Top of Extracted material

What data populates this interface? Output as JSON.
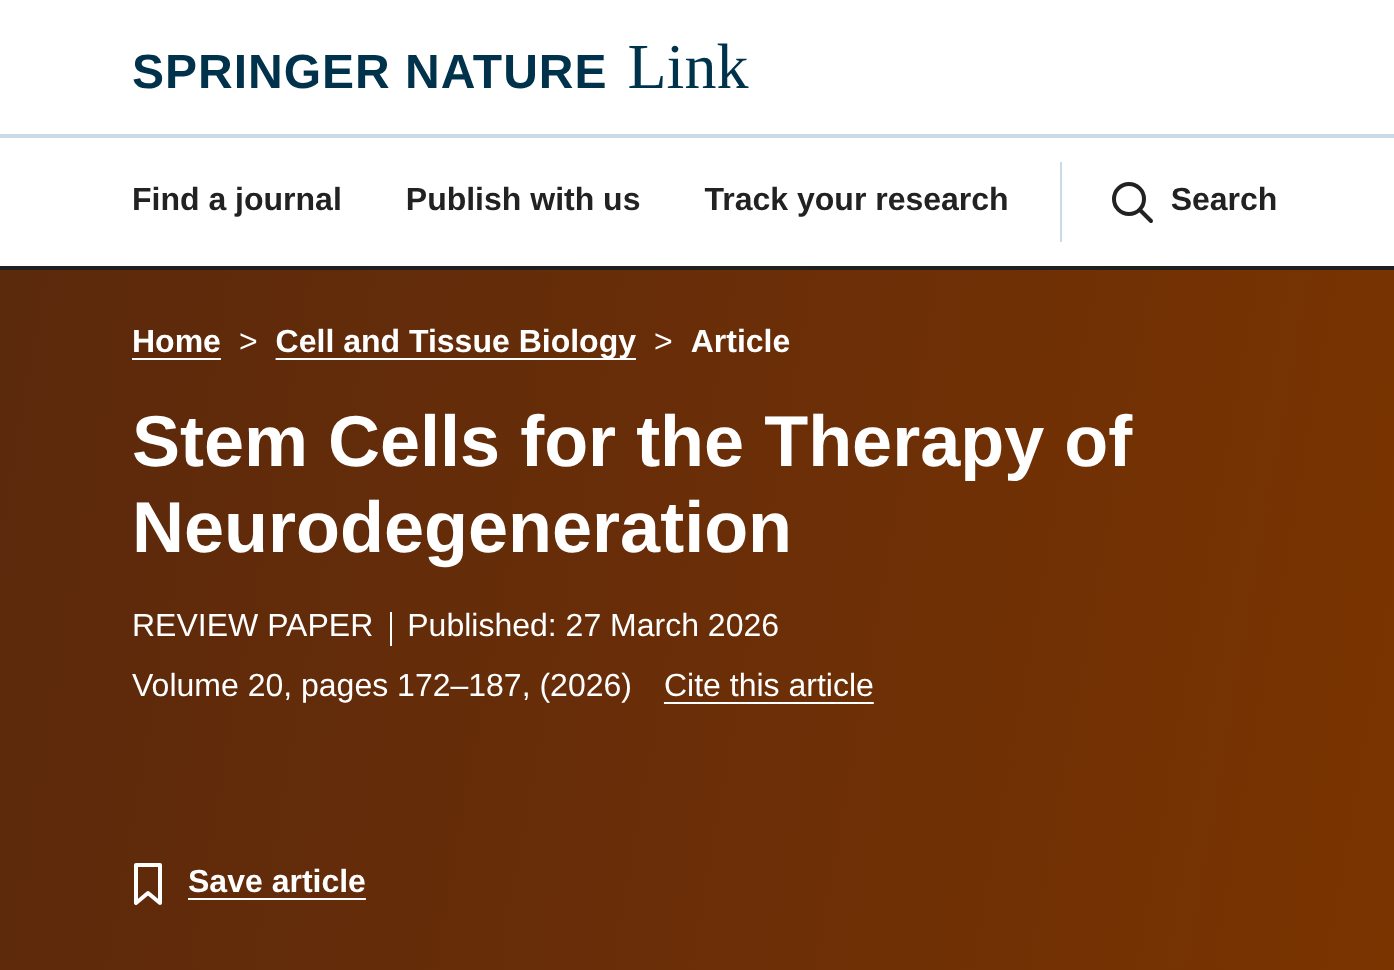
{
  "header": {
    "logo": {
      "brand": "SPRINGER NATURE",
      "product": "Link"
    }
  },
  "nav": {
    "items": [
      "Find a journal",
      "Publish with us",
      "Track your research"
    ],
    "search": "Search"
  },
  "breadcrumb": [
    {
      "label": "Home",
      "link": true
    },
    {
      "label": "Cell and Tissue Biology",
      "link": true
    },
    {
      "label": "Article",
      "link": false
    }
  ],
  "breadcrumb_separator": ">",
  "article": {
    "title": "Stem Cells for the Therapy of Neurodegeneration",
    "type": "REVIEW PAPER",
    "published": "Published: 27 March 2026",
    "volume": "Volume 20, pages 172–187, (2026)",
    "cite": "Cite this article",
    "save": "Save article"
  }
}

Bottom of Extracted material
Top of Extracted material

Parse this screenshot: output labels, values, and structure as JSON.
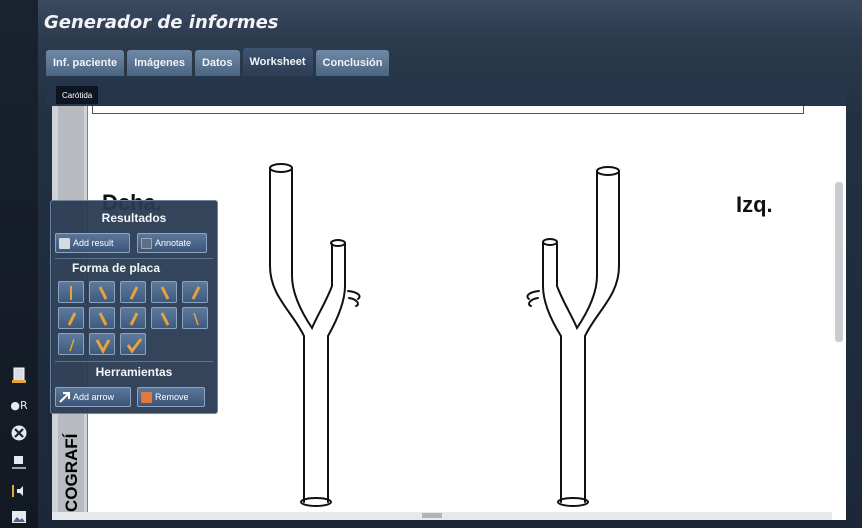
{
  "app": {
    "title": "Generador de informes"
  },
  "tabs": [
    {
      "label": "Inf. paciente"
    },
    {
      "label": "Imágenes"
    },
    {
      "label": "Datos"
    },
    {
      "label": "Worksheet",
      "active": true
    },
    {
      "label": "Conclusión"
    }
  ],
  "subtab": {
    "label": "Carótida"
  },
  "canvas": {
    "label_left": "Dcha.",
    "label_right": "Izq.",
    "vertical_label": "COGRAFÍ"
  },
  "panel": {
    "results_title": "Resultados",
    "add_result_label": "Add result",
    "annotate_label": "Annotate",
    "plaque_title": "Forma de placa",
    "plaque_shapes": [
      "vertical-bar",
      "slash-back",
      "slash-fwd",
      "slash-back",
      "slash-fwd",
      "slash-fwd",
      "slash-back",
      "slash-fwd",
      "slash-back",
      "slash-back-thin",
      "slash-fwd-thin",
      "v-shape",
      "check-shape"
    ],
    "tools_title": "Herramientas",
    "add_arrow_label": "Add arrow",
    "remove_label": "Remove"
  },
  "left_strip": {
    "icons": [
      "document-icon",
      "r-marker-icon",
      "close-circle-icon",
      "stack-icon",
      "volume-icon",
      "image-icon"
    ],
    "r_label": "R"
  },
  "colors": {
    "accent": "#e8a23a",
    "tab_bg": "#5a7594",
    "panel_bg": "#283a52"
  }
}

Bottom of Extracted material

Work instruction -> Find the number of lines in the listing that carry the word "this". Only that figure should appear in the reply.

Worked solution -> 3